[WORK REQUIRED] Every record must be transcribed in its entirety, apart from the images, which are to be omitted.

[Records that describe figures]
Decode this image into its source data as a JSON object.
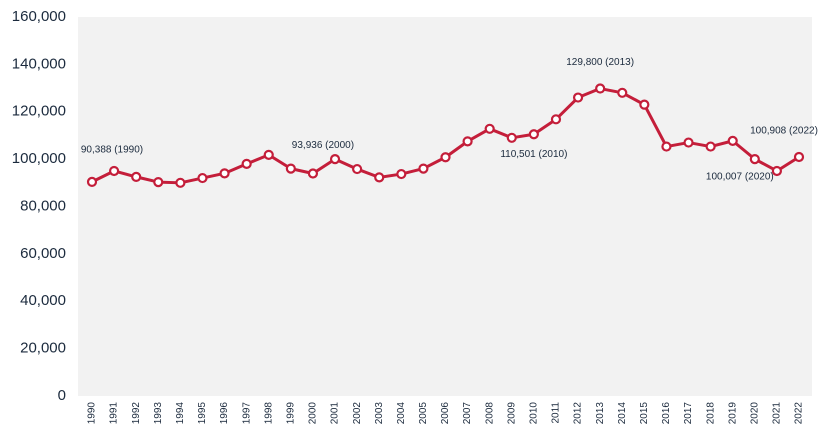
{
  "chart_data": {
    "type": "line",
    "categories": [
      "1990",
      "1991",
      "1992",
      "1993",
      "1994",
      "1995",
      "1996",
      "1997",
      "1998",
      "1999",
      "2000",
      "2001",
      "2002",
      "2003",
      "2004",
      "2005",
      "2006",
      "2007",
      "2008",
      "2009",
      "2010",
      "2011",
      "2012",
      "2013",
      "2014",
      "2015",
      "2016",
      "2017",
      "2018",
      "2019",
      "2020",
      "2021",
      "2022"
    ],
    "series": [
      {
        "color": "#c41e3a",
        "values": [
          90388,
          95000,
          92500,
          90300,
          90000,
          92000,
          94000,
          98000,
          101800,
          96000,
          93936,
          100000,
          95800,
          92300,
          93700,
          96000,
          100800,
          107500,
          112800,
          109000,
          110501,
          116800,
          126000,
          129800,
          128000,
          123000,
          105300,
          107000,
          105300,
          107700,
          100007,
          95000,
          100908
        ]
      }
    ],
    "annotations": [
      {
        "text": "90,388 (1990)",
        "category": "1990"
      },
      {
        "text": "93,936 (2000)",
        "category": "2000"
      },
      {
        "text": "110,501 (2010)",
        "category": "2010"
      },
      {
        "text": "129,800 (2013)",
        "category": "2013"
      },
      {
        "text": "100,007 (2020)",
        "category": "2020"
      },
      {
        "text": "100,908 (2022)",
        "category": "2022"
      }
    ],
    "ylim": [
      0,
      160000
    ],
    "yticks": [
      0,
      {
        "value": 20000,
        "label": "20,000"
      },
      {
        "value": 40000,
        "label": "40,000"
      },
      {
        "value": 60000,
        "label": "60,000"
      },
      {
        "value": 80000,
        "label": "80,000"
      },
      {
        "value": 100000,
        "label": "100,000"
      },
      {
        "value": 120000,
        "label": "120,000"
      },
      {
        "value": 140000,
        "label": "140,000"
      },
      {
        "value": 160000,
        "label": "160,000"
      }
    ],
    "background": "#f2f2f2"
  }
}
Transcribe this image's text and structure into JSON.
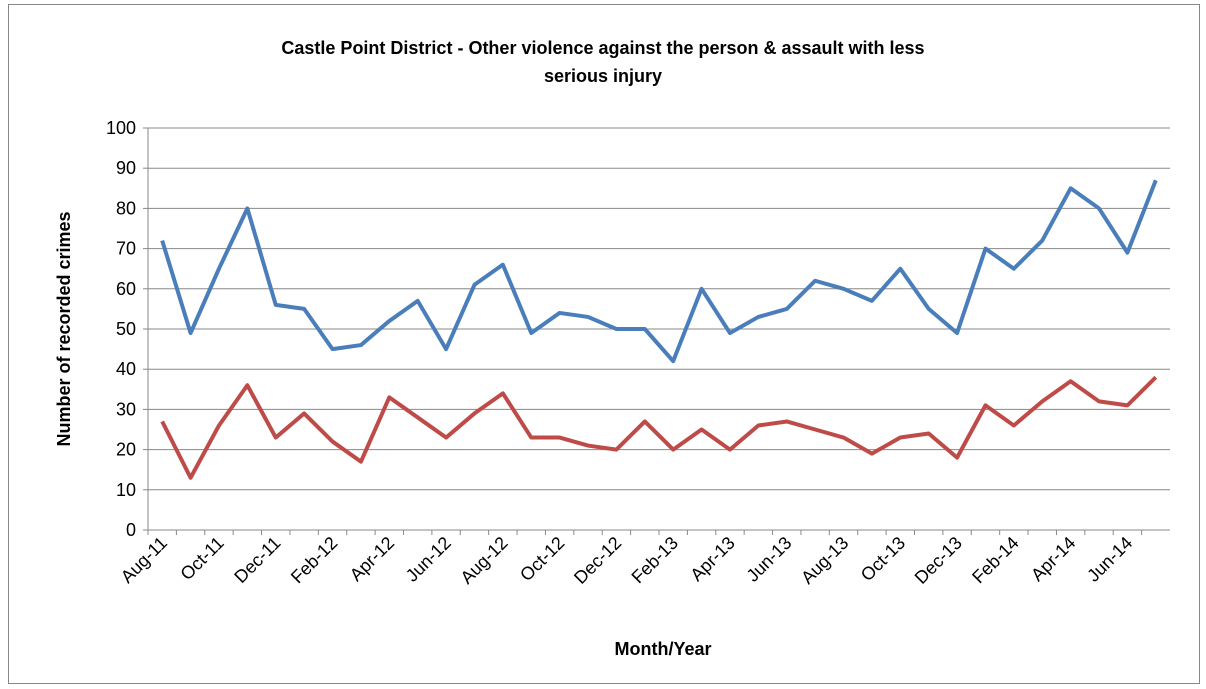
{
  "chart_data": {
    "type": "line",
    "title": "Castle Point District - Other violence against the person & assault with less serious injury",
    "xlabel": "Month/Year",
    "ylabel": "Number of recorded crimes",
    "categories": [
      "Aug-11",
      null,
      "Oct-11",
      null,
      "Dec-11",
      null,
      "Feb-12",
      null,
      "Apr-12",
      null,
      "Jun-12",
      null,
      "Aug-12",
      null,
      "Oct-12",
      null,
      "Dec-12",
      null,
      "Feb-13",
      null,
      "Apr-13",
      null,
      "Jun-13",
      null,
      "Aug-13",
      null,
      "Oct-13",
      null,
      "Dec-13",
      null,
      "Feb-14",
      null,
      "Apr-14",
      null,
      "Jun-14",
      null
    ],
    "series": [
      {
        "color": "#4a7ebb",
        "values": [
          72,
          49,
          65,
          80,
          56,
          55,
          45,
          46,
          52,
          57,
          45,
          61,
          66,
          49,
          54,
          53,
          50,
          50,
          42,
          60,
          49,
          53,
          55,
          62,
          60,
          57,
          65,
          55,
          49,
          70,
          65,
          72,
          85,
          80,
          69,
          87
        ]
      },
      {
        "color": "#be4b48",
        "values": [
          27,
          13,
          26,
          36,
          23,
          29,
          22,
          17,
          33,
          28,
          23,
          29,
          34,
          23,
          23,
          21,
          20,
          27,
          20,
          25,
          20,
          26,
          27,
          25,
          23,
          19,
          23,
          24,
          18,
          31,
          26,
          32,
          37,
          32,
          31,
          38
        ]
      }
    ],
    "ylim": [
      0,
      100
    ],
    "yticks": [
      0,
      10,
      20,
      30,
      40,
      50,
      60,
      70,
      80,
      90,
      100
    ],
    "grid": true
  }
}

[ANSWER]
Decode this image into its source data as a JSON object.
{
  "chart_data": {
    "type": "line",
    "categories": [
      "1990",
      "1991",
      "1992",
      "1993",
      "1994",
      "1995",
      "1996",
      "1997",
      "1998",
      "1999",
      "2000",
      "2001",
      "2002",
      "2003",
      "2004",
      "2005",
      "2006",
      "2007",
      "2008",
      "2009",
      "2010",
      "2011",
      "2012",
      "2013",
      "2014",
      "2015",
      "2016",
      "2017",
      "2018",
      "2019",
      "2020",
      "2021",
      "2022"
    ],
    "series": [
      {
        "color": "#c41e3a",
        "values": [
          90388,
          95000,
          92500,
          90300,
          90000,
          92000,
          94000,
          98000,
          101800,
          96000,
          93936,
          100000,
          95800,
          92300,
          93700,
          96000,
          100800,
          107500,
          112800,
          109000,
          110501,
          116800,
          126000,
          129800,
          128000,
          123000,
          105300,
          107000,
          105300,
          107700,
          100007,
          95000,
          100908
        ]
      }
    ],
    "annotations": [
      {
        "text": "90,388 (1990)",
        "category": "1990"
      },
      {
        "text": "93,936 (2000)",
        "category": "2000"
      },
      {
        "text": "110,501 (2010)",
        "category": "2010"
      },
      {
        "text": "129,800 (2013)",
        "category": "2013"
      },
      {
        "text": "100,007 (2020)",
        "category": "2020"
      },
      {
        "text": "100,908 (2022)",
        "category": "2022"
      }
    ],
    "ylim": [
      0,
      160000
    ],
    "yticks": [
      0,
      {
        "value": 20000,
        "label": "20,000"
      },
      {
        "value": 40000,
        "label": "40,000"
      },
      {
        "value": 60000,
        "label": "60,000"
      },
      {
        "value": 80000,
        "label": "80,000"
      },
      {
        "value": 100000,
        "label": "100,000"
      },
      {
        "value": 120000,
        "label": "120,000"
      },
      {
        "value": 140000,
        "label": "140,000"
      },
      {
        "value": 160000,
        "label": "160,000"
      }
    ],
    "background": "#f2f2f2"
  }
}
Transcribe this image's text and structure into JSON.
{
  "chart_data": {
    "type": "line",
    "title": "Castle Point District - Other violence against the person & assault with less serious injury",
    "xlabel": "Month/Year",
    "ylabel": "Number of recorded crimes",
    "categories": [
      "Aug-11",
      null,
      "Oct-11",
      null,
      "Dec-11",
      null,
      "Feb-12",
      null,
      "Apr-12",
      null,
      "Jun-12",
      null,
      "Aug-12",
      null,
      "Oct-12",
      null,
      "Dec-12",
      null,
      "Feb-13",
      null,
      "Apr-13",
      null,
      "Jun-13",
      null,
      "Aug-13",
      null,
      "Oct-13",
      null,
      "Dec-13",
      null,
      "Feb-14",
      null,
      "Apr-14",
      null,
      "Jun-14",
      null
    ],
    "series": [
      {
        "color": "#4a7ebb",
        "values": [
          72,
          49,
          65,
          80,
          56,
          55,
          45,
          46,
          52,
          57,
          45,
          61,
          66,
          49,
          54,
          53,
          50,
          50,
          42,
          60,
          49,
          53,
          55,
          62,
          60,
          57,
          65,
          55,
          49,
          70,
          65,
          72,
          85,
          80,
          69,
          87
        ]
      },
      {
        "color": "#be4b48",
        "values": [
          27,
          13,
          26,
          36,
          23,
          29,
          22,
          17,
          33,
          28,
          23,
          29,
          34,
          23,
          23,
          21,
          20,
          27,
          20,
          25,
          20,
          26,
          27,
          25,
          23,
          19,
          23,
          24,
          18,
          31,
          26,
          32,
          37,
          32,
          31,
          38
        ]
      }
    ],
    "ylim": [
      0,
      100
    ],
    "yticks": [
      0,
      10,
      20,
      30,
      40,
      50,
      60,
      70,
      80,
      90,
      100
    ],
    "grid": true
  }
}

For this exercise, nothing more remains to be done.